§ **Supplied entries**
------------------------------
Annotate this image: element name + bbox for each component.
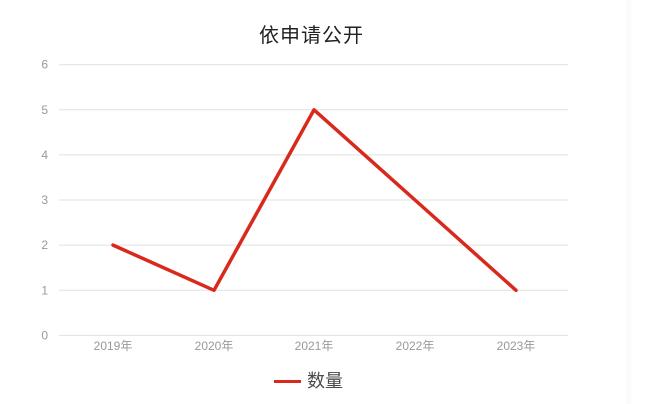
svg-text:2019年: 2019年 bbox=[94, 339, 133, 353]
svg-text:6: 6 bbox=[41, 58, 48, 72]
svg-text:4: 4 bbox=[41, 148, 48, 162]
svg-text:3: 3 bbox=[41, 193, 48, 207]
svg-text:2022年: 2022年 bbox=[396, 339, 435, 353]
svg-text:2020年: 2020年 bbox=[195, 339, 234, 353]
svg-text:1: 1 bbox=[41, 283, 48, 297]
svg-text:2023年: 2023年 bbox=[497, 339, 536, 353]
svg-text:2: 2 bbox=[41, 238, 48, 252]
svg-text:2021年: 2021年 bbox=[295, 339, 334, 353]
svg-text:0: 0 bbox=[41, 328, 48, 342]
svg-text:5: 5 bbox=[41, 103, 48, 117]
------------------------------
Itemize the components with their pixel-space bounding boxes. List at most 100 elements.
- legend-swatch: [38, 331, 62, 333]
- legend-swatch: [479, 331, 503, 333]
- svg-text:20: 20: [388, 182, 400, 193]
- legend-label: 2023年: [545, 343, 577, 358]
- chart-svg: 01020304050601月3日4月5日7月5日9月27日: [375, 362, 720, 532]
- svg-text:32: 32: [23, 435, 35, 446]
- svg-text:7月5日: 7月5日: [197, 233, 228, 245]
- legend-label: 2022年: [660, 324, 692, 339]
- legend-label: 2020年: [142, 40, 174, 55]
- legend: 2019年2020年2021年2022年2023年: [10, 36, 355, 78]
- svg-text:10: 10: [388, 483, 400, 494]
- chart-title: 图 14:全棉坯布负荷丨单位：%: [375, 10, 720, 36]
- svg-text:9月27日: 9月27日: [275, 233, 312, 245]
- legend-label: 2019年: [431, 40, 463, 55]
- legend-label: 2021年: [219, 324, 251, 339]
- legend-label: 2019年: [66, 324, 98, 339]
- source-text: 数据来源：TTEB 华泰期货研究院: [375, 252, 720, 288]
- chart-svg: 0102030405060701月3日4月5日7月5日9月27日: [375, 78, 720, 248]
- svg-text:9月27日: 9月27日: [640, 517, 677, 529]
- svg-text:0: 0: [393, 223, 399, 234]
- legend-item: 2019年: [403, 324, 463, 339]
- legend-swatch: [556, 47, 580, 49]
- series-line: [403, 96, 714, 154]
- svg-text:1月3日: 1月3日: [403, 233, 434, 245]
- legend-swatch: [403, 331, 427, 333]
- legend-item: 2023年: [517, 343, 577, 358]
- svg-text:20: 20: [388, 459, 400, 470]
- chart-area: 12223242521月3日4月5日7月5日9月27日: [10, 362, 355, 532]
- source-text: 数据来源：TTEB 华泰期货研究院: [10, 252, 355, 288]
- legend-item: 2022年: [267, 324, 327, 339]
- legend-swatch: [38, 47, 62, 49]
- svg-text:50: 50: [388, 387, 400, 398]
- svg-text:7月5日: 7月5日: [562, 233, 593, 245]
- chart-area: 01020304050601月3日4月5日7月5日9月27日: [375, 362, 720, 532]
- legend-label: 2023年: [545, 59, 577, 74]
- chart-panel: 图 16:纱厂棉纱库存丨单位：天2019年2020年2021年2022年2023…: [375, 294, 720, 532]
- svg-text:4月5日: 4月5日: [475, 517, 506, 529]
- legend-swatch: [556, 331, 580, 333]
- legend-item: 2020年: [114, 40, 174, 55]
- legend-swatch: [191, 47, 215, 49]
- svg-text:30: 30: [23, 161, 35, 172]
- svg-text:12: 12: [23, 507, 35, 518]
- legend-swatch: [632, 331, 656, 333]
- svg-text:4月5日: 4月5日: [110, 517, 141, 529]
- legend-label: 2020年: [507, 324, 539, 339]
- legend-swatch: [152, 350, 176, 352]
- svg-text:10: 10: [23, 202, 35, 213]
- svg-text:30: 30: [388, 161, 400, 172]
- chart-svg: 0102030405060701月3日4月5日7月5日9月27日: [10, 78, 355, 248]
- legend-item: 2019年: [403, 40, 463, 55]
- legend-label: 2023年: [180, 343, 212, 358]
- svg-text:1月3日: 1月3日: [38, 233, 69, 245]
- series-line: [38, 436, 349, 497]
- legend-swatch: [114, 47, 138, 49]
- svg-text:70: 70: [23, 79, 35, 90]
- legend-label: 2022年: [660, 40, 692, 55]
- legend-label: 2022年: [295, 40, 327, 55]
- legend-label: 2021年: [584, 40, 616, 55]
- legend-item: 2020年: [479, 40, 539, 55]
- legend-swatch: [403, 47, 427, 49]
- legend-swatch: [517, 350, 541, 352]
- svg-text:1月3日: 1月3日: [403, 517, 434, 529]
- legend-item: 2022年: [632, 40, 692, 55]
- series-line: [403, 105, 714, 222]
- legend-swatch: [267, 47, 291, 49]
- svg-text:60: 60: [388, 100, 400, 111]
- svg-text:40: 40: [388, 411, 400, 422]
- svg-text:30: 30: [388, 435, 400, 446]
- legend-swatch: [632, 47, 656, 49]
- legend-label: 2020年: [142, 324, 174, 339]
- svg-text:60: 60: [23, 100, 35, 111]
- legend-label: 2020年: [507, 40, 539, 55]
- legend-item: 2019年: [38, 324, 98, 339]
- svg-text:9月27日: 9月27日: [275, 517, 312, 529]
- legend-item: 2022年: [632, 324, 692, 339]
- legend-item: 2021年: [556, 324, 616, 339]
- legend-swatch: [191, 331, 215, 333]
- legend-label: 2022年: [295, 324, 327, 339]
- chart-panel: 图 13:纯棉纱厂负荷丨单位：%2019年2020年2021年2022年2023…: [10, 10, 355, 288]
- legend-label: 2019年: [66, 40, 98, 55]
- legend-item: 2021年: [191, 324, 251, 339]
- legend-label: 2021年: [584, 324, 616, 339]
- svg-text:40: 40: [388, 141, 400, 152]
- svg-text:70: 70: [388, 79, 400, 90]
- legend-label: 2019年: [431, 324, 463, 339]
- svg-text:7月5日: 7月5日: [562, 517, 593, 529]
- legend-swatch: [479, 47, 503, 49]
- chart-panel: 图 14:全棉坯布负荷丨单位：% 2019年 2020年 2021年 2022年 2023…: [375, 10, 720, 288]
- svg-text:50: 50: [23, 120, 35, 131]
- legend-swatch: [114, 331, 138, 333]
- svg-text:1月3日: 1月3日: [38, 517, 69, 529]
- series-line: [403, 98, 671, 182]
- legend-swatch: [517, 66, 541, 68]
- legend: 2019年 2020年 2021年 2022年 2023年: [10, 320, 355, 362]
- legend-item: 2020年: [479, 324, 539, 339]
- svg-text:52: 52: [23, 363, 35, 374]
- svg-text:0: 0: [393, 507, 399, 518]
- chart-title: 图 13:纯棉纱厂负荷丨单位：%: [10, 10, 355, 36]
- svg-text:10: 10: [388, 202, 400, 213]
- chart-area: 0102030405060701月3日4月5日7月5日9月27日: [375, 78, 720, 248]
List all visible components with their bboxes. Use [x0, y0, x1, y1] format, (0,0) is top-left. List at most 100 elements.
------------------------------
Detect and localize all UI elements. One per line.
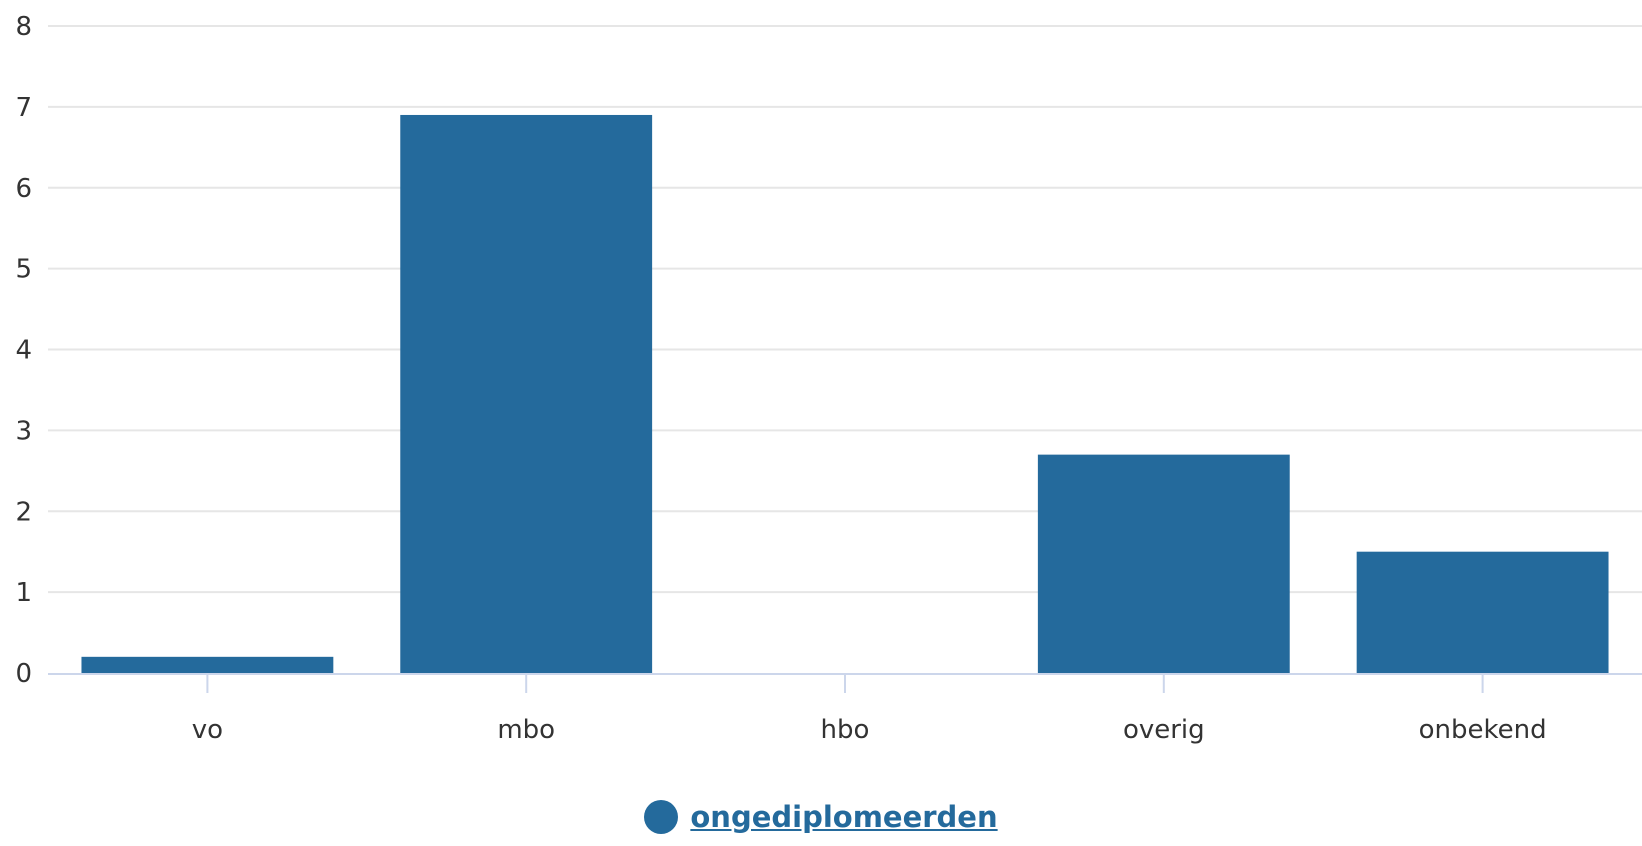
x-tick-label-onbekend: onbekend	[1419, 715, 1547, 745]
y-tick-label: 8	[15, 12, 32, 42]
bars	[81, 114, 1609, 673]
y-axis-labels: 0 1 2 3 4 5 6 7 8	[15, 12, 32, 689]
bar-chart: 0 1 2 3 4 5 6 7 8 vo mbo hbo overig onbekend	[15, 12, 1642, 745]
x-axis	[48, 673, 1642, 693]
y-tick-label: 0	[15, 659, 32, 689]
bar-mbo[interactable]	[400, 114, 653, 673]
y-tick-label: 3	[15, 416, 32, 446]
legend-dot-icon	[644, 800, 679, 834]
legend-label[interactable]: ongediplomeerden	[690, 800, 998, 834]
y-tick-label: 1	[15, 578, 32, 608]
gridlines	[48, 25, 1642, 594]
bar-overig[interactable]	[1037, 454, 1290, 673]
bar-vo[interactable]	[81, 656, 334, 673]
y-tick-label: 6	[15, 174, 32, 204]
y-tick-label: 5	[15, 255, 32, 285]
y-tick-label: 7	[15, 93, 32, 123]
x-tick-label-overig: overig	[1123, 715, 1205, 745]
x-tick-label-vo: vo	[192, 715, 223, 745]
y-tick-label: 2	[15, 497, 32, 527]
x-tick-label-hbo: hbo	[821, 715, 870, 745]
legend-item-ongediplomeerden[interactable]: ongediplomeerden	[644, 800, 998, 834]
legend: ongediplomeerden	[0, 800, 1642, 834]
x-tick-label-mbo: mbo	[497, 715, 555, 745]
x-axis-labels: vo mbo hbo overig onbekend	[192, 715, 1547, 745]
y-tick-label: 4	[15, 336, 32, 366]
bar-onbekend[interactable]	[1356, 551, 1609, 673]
------------------------------
§ **What you have to do**
Rewrite the material from the line that has "Annotate this image: element" through the line that has "svg-text:5: 5 bbox=[41, 103, 48, 117]", replacing "bbox" with "bounds" and leaving everything else unchanged. Leave out the picture.

§ **The answer**
Annotate this image: element name + bounds for each component.
svg-text:2019年: 2019年 bounds=[94, 339, 133, 353]
svg-text:6: 6 bounds=[41, 58, 48, 72]
svg-text:4: 4 bounds=[41, 148, 48, 162]
svg-text:3: 3 bounds=[41, 193, 48, 207]
svg-text:2022年: 2022年 bounds=[396, 339, 435, 353]
svg-text:2020年: 2020年 bounds=[195, 339, 234, 353]
svg-text:1: 1 bounds=[41, 283, 48, 297]
svg-text:2023年: 2023年 bounds=[497, 339, 536, 353]
svg-text:2: 2 bounds=[41, 238, 48, 252]
svg-text:2021年: 2021年 bounds=[295, 339, 334, 353]
svg-text:0: 0 bounds=[41, 328, 48, 342]
svg-text:5: 5 bounds=[41, 103, 48, 117]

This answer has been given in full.